* **EXERCISE INSTRUCTIONS**
In the data that follows, count each line holding the string "トラッキング"; answer with the number only.

***** DATA TO USE *****

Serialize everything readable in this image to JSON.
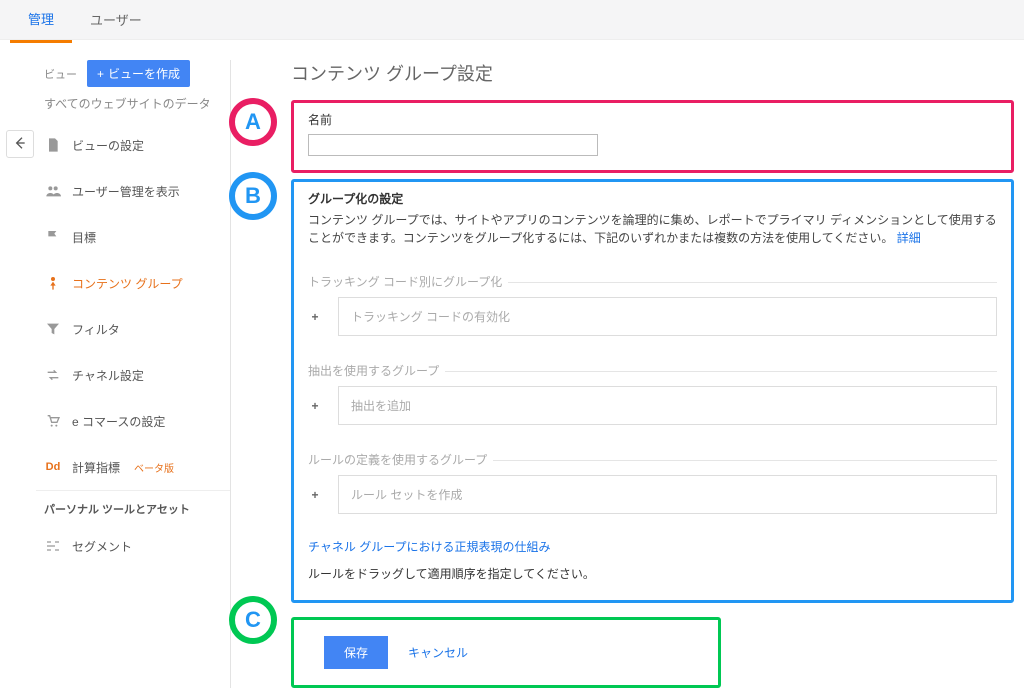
{
  "tabs": {
    "admin": "管理",
    "user": "ユーザー"
  },
  "sidebar": {
    "view_label": "ビュー",
    "create_view": "ビューを作成",
    "data_label": "すべてのウェブサイトのデータ",
    "items": [
      {
        "label": "ビューの設定"
      },
      {
        "label": "ユーザー管理を表示"
      },
      {
        "label": "目標"
      },
      {
        "label": "コンテンツ グループ"
      },
      {
        "label": "フィルタ"
      },
      {
        "label": "チャネル設定"
      },
      {
        "label": "e コマースの設定"
      },
      {
        "label": "計算指標"
      }
    ],
    "beta": "ベータ版",
    "section": "パーソナル ツールとアセット",
    "segment": "セグメント"
  },
  "main": {
    "title": "コンテンツ グループ設定",
    "name_label": "名前",
    "group_heading": "グループ化の設定",
    "group_desc": "コンテンツ グループでは、サイトやアプリのコンテンツを論理的に集め、レポートでプライマリ ディメンションとして使用することができます。コンテンツをグループ化するには、下記のいずれかまたは複数の方法を使用してください。",
    "help_link": "詳細",
    "method1": {
      "legend": "トラッキング コード別にグループ化",
      "box": "トラッキング コードの有効化"
    },
    "method2": {
      "legend": "抽出を使用するグループ",
      "box": "抽出を追加"
    },
    "method3": {
      "legend": "ルールの定義を使用するグループ",
      "box": "ルール セットを作成"
    },
    "regex_link": "チャネル グループにおける正規表現の仕組み",
    "drag_note": "ルールをドラッグして適用順序を指定してください。",
    "save": "保存",
    "cancel": "キャンセル"
  },
  "badges": {
    "A": "A",
    "B": "B",
    "C": "C"
  }
}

*****

* **RESPONSE**
2